Directions. Keep only those lines of the records that include the string "object".

Material supplied.
□ □ □ □

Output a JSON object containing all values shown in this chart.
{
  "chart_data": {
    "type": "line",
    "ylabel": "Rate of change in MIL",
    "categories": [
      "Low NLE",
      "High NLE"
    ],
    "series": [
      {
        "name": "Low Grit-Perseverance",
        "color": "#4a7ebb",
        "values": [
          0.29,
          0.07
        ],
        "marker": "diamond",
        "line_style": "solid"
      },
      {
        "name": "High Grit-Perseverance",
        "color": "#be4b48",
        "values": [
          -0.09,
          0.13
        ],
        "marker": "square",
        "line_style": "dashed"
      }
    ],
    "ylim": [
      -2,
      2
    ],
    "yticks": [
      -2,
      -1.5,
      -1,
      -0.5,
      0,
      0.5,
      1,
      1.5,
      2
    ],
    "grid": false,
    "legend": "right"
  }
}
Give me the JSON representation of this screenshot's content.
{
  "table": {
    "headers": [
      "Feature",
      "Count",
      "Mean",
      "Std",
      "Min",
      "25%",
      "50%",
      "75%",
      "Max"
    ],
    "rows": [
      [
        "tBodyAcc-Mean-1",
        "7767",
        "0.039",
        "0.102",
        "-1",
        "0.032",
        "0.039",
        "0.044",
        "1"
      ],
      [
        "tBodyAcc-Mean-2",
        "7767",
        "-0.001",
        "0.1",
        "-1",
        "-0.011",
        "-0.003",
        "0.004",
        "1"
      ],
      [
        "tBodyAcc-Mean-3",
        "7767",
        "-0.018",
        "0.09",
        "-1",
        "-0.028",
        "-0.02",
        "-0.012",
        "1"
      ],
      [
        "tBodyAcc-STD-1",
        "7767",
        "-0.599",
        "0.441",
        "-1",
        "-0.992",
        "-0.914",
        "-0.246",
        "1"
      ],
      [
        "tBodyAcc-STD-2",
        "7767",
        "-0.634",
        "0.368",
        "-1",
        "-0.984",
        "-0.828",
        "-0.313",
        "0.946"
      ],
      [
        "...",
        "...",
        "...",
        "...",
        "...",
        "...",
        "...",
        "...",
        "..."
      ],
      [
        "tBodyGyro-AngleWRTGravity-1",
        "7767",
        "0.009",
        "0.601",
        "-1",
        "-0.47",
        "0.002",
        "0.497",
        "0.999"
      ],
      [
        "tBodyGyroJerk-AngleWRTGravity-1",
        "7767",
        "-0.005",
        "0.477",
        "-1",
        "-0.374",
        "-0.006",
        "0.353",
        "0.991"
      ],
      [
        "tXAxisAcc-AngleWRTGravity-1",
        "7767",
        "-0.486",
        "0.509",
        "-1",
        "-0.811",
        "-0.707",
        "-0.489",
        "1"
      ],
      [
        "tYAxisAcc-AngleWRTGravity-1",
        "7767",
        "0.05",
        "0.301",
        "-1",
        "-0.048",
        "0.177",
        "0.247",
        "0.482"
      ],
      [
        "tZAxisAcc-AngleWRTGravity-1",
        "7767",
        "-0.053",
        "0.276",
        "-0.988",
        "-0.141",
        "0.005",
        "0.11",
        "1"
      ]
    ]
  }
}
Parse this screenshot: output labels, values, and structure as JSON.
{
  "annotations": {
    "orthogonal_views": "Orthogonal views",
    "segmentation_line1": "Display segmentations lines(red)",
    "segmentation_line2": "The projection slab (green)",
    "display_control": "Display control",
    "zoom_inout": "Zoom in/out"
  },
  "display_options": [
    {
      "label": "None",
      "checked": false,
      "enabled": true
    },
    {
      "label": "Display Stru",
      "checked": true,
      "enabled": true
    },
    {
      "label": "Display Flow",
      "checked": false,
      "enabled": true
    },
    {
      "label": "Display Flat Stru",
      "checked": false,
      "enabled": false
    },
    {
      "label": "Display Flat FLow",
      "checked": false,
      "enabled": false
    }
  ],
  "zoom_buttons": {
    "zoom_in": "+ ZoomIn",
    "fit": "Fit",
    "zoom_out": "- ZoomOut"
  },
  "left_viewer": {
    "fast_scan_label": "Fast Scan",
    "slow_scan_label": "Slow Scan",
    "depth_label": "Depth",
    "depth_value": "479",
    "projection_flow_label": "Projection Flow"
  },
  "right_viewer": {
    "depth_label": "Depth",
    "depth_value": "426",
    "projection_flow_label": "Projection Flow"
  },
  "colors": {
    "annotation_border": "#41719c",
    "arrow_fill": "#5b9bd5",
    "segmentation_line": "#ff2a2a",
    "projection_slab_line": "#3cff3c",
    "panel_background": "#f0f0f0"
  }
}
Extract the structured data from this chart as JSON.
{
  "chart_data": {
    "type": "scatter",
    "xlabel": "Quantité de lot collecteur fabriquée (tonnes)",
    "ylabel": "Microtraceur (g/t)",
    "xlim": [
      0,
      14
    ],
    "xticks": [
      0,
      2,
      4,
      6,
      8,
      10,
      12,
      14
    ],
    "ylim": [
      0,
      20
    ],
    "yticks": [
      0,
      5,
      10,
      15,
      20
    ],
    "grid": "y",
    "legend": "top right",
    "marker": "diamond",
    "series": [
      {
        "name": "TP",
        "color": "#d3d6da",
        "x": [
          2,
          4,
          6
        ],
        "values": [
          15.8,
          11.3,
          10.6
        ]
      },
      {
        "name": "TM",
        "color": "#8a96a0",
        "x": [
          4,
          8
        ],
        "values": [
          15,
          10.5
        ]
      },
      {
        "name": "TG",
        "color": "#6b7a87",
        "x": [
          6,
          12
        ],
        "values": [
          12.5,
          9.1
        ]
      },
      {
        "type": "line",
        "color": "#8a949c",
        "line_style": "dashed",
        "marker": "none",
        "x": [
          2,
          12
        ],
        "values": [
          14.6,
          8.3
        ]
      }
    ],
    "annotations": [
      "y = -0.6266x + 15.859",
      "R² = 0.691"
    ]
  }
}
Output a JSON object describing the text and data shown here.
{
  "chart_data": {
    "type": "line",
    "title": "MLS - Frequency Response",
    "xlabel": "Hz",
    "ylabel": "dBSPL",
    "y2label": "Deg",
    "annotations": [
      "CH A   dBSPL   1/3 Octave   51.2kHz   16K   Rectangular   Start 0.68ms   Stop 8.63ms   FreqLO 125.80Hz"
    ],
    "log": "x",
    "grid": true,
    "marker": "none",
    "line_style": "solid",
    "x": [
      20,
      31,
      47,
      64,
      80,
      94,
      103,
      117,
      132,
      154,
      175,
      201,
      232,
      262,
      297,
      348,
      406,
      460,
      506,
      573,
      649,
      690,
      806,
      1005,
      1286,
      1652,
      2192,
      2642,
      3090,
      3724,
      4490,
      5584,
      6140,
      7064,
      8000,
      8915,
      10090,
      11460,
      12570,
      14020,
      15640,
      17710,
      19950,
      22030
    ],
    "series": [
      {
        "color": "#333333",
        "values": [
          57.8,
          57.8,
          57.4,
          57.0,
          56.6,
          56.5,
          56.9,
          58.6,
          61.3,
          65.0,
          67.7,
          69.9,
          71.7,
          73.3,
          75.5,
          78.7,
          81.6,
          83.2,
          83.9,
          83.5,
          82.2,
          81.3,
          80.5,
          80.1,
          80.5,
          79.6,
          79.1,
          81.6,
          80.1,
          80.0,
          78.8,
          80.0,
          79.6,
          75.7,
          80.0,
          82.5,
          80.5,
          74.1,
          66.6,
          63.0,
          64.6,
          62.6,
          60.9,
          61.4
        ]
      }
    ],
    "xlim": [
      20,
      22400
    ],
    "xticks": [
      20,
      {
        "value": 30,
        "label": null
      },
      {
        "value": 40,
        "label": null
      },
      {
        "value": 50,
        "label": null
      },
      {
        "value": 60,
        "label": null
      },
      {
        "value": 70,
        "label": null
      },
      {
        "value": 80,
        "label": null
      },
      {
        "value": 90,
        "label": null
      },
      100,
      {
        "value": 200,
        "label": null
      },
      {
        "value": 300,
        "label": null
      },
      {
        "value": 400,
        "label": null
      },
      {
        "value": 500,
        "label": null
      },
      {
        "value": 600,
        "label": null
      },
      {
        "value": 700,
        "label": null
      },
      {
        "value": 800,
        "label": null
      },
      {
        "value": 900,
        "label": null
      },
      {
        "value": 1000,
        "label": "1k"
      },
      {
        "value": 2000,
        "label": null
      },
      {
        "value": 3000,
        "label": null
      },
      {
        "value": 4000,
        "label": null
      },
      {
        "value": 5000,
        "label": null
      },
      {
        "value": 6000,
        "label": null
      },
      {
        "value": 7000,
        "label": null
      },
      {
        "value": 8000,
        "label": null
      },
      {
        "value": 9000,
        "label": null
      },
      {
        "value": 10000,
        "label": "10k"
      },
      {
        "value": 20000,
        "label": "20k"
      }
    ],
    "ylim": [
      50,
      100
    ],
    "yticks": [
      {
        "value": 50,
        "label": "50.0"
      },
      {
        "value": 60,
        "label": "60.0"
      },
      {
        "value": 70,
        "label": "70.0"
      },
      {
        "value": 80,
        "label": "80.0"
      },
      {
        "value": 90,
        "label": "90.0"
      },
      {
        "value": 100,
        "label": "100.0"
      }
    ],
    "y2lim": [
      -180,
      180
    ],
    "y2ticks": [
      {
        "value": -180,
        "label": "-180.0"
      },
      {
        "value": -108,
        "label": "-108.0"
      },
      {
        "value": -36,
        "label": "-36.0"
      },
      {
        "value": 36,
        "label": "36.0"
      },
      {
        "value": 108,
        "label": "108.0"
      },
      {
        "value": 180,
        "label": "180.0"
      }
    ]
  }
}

□ □ □ □

Completed exercise.
Output a JSON object containing all values shown in this chart.
Output a JSON object describing the text and data shown here.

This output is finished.